Entries shown
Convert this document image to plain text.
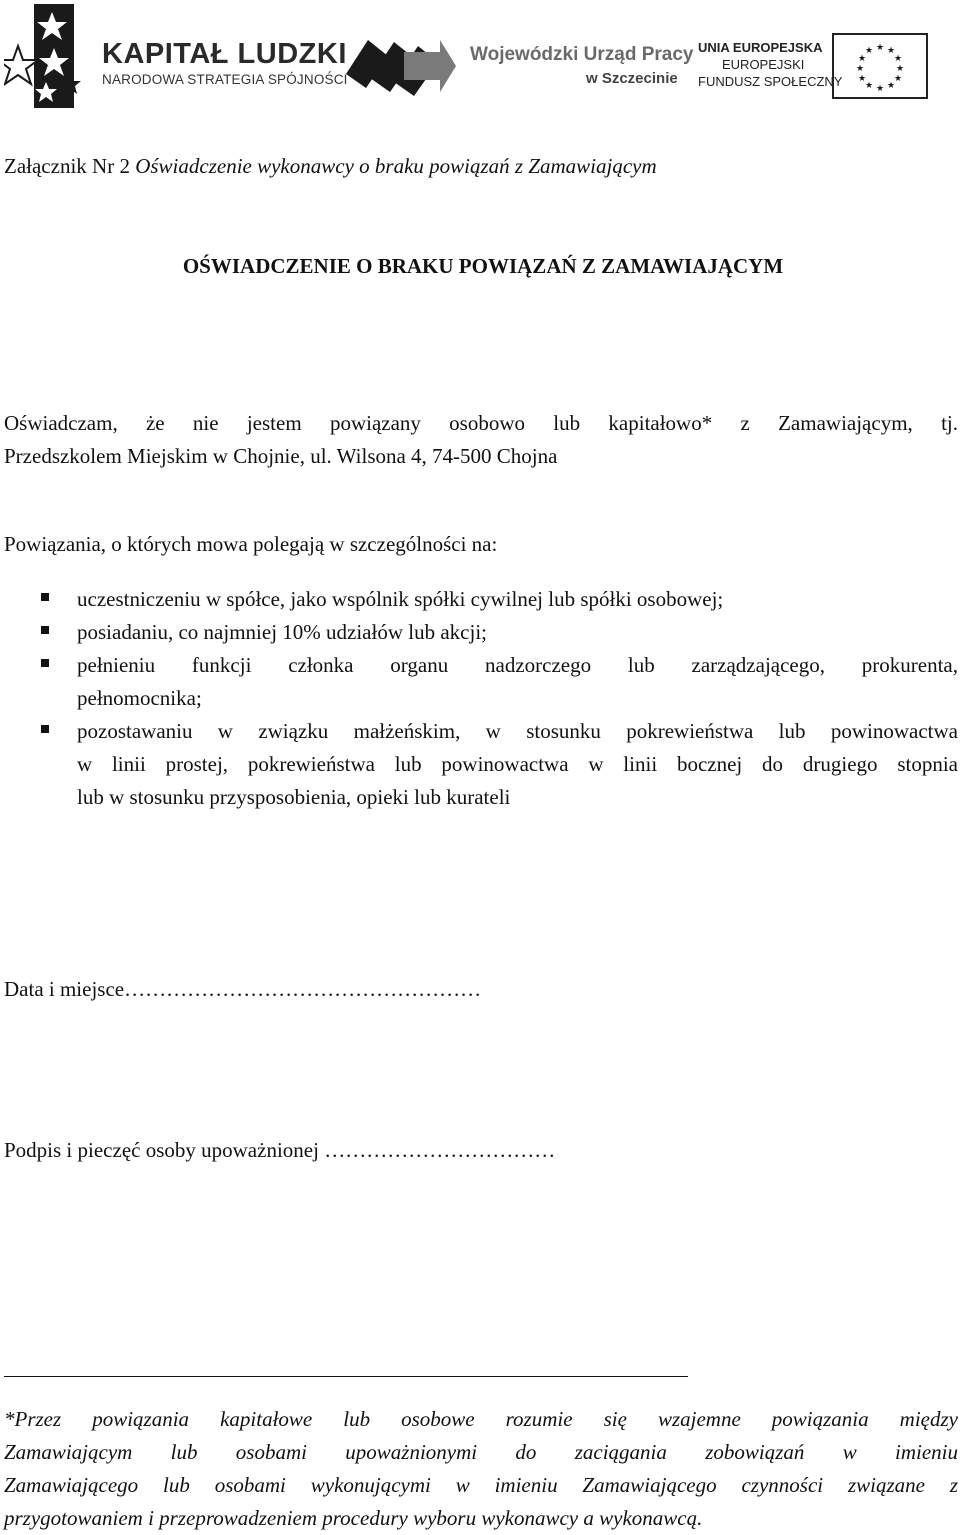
KAPITAŁ LUDZKI
NARODOWA STRATEGIA SPÓJNOŚCI
Wojewódzki Urząd Pracy
w Szczecinie
UNIA EUROPEJSKA
EUROPEJSKI
FUNDUSZ SPOŁECZNY
★ ★
★
★
★
★
★
★
★
★
★
★
Załącznik Nr 2 Oświadczenie wykonawcy o braku powiązań z Zamawiającym
OŚWIADCZENIE O BRAKU POWIĄZAŃ Z ZAMAWIAJĄCYM
Oświadczam, że nie jestem powiązany osobowo lub kapitałowo* z Zamawiającym, tj.
Przedszkolem Miejskim w Chojnie, ul. Wilsona 4, 74-500 Chojna
Powiązania, o których mowa polegają w szczególności na:
uczestniczeniu w spółce, jako wspólnik spółki cywilnej lub spółki osobowej;
posiadaniu, co najmniej 10% udziałów lub akcji;
pełnieniu funkcji członka organu nadzorczego lub zarządzającego, prokurenta,
pełnomocnika;
pozostawaniu w związku małżeńskim, w stosunku pokrewieństwa lub powinowactwa
w linii prostej, pokrewieństwa lub powinowactwa w linii bocznej do drugiego stopnia
lub w stosunku przysposobienia, opieki lub kurateli
Data i miejsce……………………………………………
Podpis i pieczęć osoby upoważnionej ……………………………
*Przez powiązania kapitałowe lub osobowe rozumie się wzajemne powiązania między
Zamawiającym lub osobami upoważnionymi do zaciągania zobowiązań w imieniu
Zamawiającego lub osobami wykonującymi w imieniu Zamawiającego czynności związane z
przygotowaniem i przeprowadzeniem procedury wyboru wykonawcy a wykonawcą.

Work required
Search the entries for the word "wykonawcy", then gather every line that has it.

Final result
Załącznik Nr 2 Oświadczenie wykonawcy o braku powiązań z Zamawiającym
przygotowaniem i przeprowadzeniem procedury wyboru wykonawcy a wykonawcą.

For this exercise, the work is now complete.